EXERCISE REQUIREMENTS -
What is the number of lines containing the word "ترابيا"? Please answer with that number and nothing more.

::: THE DATA :::

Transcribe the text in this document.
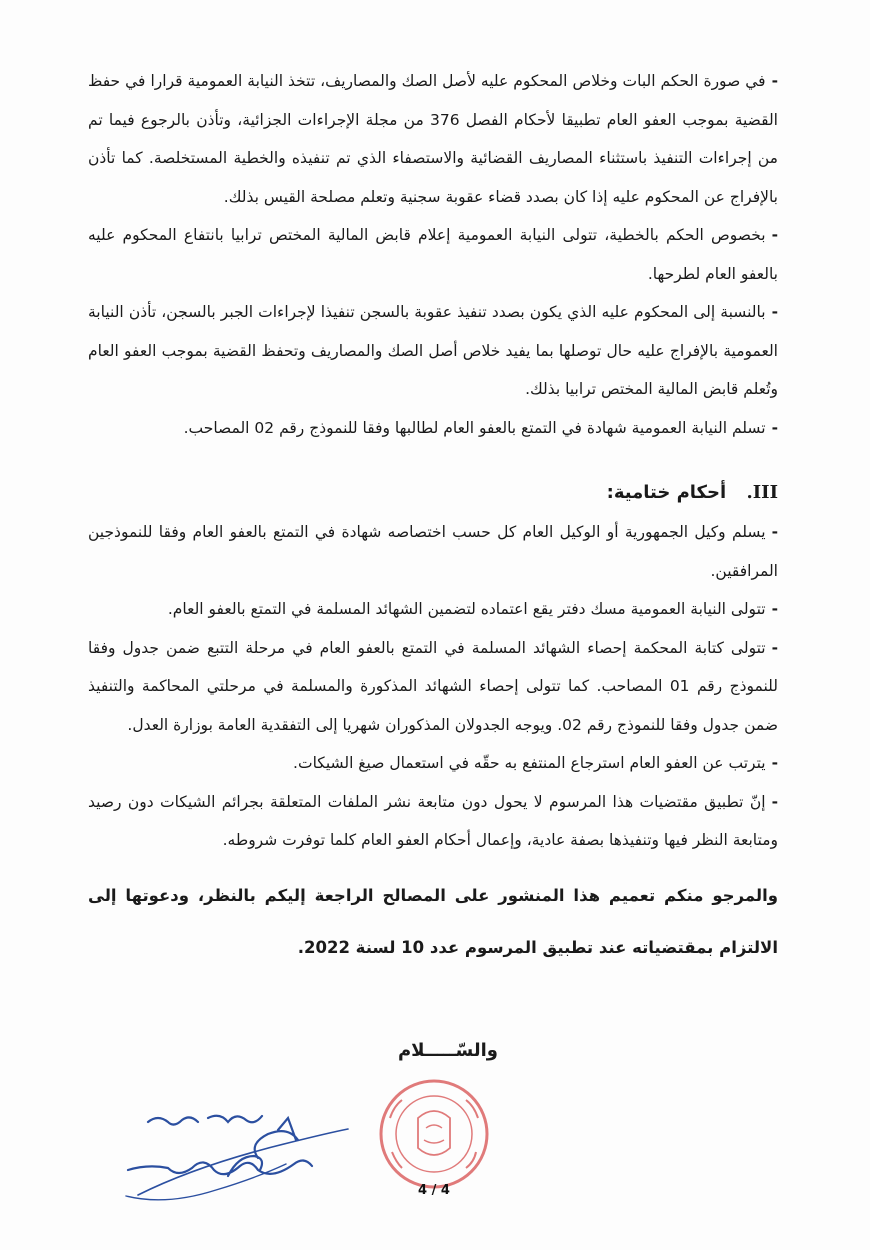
-في صورة الحكم البات وخلاص المحكوم عليه لأصل الصك والمصاريف، تتخذ النيابة العمومية قرارا في حفظ القضية بموجب العفو العام تطبيقا لأحكام الفصل 376 من مجلة الإجراءات الجزائية، وتأذن بالرجوع فيما تم من إجراءات التنفيذ باستثناء المصاريف القضائية والاستصفاء الذي تم تنفيذه والخطية المستخلصة. كما تأذن بالإفراج عن المحكوم عليه إذا كان بصدد قضاء عقوبة سجنية وتعلم مصلحة القيس بذلك.

-بخصوص الحكم بالخطية، تتولى النيابة العمومية إعلام قابض المالية المختص ترابيا بانتفاع المحكوم عليه بالعفو العام لطرحها.

-بالنسبة إلى المحكوم عليه الذي يكون بصدد تنفيذ عقوبة بالسجن تنفيذا لإجراءات الجبر بالسجن، تأذن النيابة العمومية بالإفراج عليه حال توصلها بما يفيد خلاص أصل الصك والمصاريف وتحفظ القضية بموجب العفو العام وتُعلم قابض المالية المختص ترابيا بذلك.

-تسلم النيابة العمومية شهادة في التمتع بالعفو العام لطالبها وفقا للنموذج رقم 02 المصاحب.

III. أحكام ختامية:

-يسلم وكيل الجمهورية أو الوكيل العام كل حسب اختصاصه شهادة في التمتع بالعفو العام وفقا للنموذجين المرافقين.

-تتولى النيابة العمومية مسك دفتر يقع اعتماده لتضمين الشهائد المسلمة في التمتع بالعفو العام.

-تتولى كتابة المحكمة إحصاء الشهائد المسلمة في التمتع بالعفو العام في مرحلة التتبع ضمن جدول وفقا للنموذج رقم 01 المصاحب. كما تتولى إحصاء الشهائد المذكورة والمسلمة في مرحلتي المحاكمة والتنفيذ ضمن جدول وفقا للنموذج رقم 02. ويوجه الجدولان المذكوران شهريا إلى التفقدية العامة بوزارة العدل.

-يترتب عن العفو العام استرجاع المنتفع به حقّه في استعمال صيغ الشيكات.

-إنّ تطبيق مقتضيات هذا المرسوم لا يحول دون متابعة نشر الملفات المتعلقة بجرائم الشيكات دون رصيد ومتابعة النظر فيها وتنفيذها بصفة عادية، وإعمال أحكام العفو العام كلما توفرت شروطه.

والمرجو منكم تعميم هذا المنشور على المصالح الراجعة إليكم بالنظر، ودعوتها إلى الالتزام بمقتضياته عند تطبيق المرسوم عدد 10 لسنة 2022.

والسّـــــلام
4 / 4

:::

RESULT -
2